### Work request
Below is a set of entries. Reproduce exactly the lines from the one containing "What's the underlying" through the end, both included.

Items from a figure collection

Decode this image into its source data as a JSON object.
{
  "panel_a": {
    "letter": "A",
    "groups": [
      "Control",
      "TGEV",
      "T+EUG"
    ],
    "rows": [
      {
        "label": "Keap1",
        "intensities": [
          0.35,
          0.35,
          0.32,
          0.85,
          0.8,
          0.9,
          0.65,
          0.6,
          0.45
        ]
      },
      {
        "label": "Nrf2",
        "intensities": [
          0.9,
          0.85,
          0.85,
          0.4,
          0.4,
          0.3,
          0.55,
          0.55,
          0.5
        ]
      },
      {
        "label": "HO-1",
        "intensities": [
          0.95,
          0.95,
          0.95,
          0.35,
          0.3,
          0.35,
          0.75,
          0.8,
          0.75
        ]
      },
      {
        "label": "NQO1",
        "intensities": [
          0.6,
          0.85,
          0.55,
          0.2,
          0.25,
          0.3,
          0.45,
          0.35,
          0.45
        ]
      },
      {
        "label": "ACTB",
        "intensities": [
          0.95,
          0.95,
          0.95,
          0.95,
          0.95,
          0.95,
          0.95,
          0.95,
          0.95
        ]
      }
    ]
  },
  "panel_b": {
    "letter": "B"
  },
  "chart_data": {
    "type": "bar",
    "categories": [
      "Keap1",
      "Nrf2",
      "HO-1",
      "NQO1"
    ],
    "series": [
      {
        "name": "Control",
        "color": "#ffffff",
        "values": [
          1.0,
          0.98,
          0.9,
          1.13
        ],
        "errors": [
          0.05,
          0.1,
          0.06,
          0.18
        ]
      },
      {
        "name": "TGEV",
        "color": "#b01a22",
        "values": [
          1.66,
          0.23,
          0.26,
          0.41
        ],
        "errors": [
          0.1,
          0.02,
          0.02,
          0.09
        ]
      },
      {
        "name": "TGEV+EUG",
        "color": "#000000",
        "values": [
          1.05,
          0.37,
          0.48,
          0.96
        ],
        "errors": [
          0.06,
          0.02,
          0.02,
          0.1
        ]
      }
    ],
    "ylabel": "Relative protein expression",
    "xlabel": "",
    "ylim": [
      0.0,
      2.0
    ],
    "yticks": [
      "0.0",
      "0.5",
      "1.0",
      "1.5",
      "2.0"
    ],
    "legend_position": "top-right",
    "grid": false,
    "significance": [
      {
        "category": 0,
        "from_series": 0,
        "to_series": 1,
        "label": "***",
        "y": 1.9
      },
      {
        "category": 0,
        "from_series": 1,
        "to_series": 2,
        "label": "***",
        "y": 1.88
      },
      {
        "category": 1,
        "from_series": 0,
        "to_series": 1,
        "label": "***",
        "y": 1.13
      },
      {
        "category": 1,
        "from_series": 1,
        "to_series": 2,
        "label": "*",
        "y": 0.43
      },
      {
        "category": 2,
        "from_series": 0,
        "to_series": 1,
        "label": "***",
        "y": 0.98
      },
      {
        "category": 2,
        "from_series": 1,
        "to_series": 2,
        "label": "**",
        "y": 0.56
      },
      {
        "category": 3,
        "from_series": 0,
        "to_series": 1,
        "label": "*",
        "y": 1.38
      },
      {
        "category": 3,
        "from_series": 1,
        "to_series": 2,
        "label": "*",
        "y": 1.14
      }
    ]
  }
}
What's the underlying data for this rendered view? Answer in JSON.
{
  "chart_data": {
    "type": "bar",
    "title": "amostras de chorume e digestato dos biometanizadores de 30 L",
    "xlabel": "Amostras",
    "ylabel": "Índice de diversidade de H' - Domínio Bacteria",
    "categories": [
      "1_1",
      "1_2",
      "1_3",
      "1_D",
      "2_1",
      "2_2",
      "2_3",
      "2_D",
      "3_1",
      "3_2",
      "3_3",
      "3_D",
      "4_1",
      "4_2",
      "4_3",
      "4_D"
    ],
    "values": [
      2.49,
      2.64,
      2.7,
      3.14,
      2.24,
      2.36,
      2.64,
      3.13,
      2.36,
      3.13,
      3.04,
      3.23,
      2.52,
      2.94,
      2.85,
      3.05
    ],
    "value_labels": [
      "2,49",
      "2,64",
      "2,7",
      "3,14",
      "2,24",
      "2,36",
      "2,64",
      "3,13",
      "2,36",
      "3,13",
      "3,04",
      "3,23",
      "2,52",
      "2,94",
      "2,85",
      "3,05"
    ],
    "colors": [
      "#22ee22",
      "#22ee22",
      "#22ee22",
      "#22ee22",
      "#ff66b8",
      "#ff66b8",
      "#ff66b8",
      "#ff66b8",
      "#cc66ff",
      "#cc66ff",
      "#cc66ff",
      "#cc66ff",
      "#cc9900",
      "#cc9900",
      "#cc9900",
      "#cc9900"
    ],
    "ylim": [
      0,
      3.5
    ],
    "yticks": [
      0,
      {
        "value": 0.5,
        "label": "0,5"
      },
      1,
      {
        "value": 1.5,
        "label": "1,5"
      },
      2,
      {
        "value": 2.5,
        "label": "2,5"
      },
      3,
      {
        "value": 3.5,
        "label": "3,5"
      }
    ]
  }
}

### Finished task
What's the underlying data for this rendered view? Answer in JSON.
{
  "chart_data": {
    "type": "bar",
    "title": "amostras de chorume e digestato dos biometanizadores de 30 L",
    "xlabel": "Amostras",
    "ylabel": "Índice de diversidade de H' - Domínio Bacteria",
    "categories": [
      "1_1",
      "1_2",
      "1_3",
      "1_D",
      "2_1",
      "2_2",
      "2_3",
      "2_D",
      "3_1",
      "3_2",
      "3_3",
      "3_D",
      "4_1",
      "4_2",
      "4_3",
      "4_D"
    ],
    "values": [
      2.49,
      2.64,
      2.7,
      3.14,
      2.24,
      2.36,
      2.64,
      3.13,
      2.36,
      3.13,
      3.04,
      3.23,
      2.52,
      2.94,
      2.85,
      3.05
    ],
    "value_labels": [
      "2,49",
      "2,64",
      "2,7",
      "3,14",
      "2,24",
      "2,36",
      "2,64",
      "3,13",
      "2,36",
      "3,13",
      "3,04",
      "3,23",
      "2,52",
      "2,94",
      "2,85",
      "3,05"
    ],
    "colors": [
      "#22ee22",
      "#22ee22",
      "#22ee22",
      "#22ee22",
      "#ff66b8",
      "#ff66b8",
      "#ff66b8",
      "#ff66b8",
      "#cc66ff",
      "#cc66ff",
      "#cc66ff",
      "#cc66ff",
      "#cc9900",
      "#cc9900",
      "#cc9900",
      "#cc9900"
    ],
    "ylim": [
      0,
      3.5
    ],
    "yticks": [
      0,
      {
        "value": 0.5,
        "label": "0,5"
      },
      1,
      {
        "value": 1.5,
        "label": "1,5"
      },
      2,
      {
        "value": 2.5,
        "label": "2,5"
      },
      3,
      {
        "value": 3.5,
        "label": "3,5"
      }
    ]
  }
}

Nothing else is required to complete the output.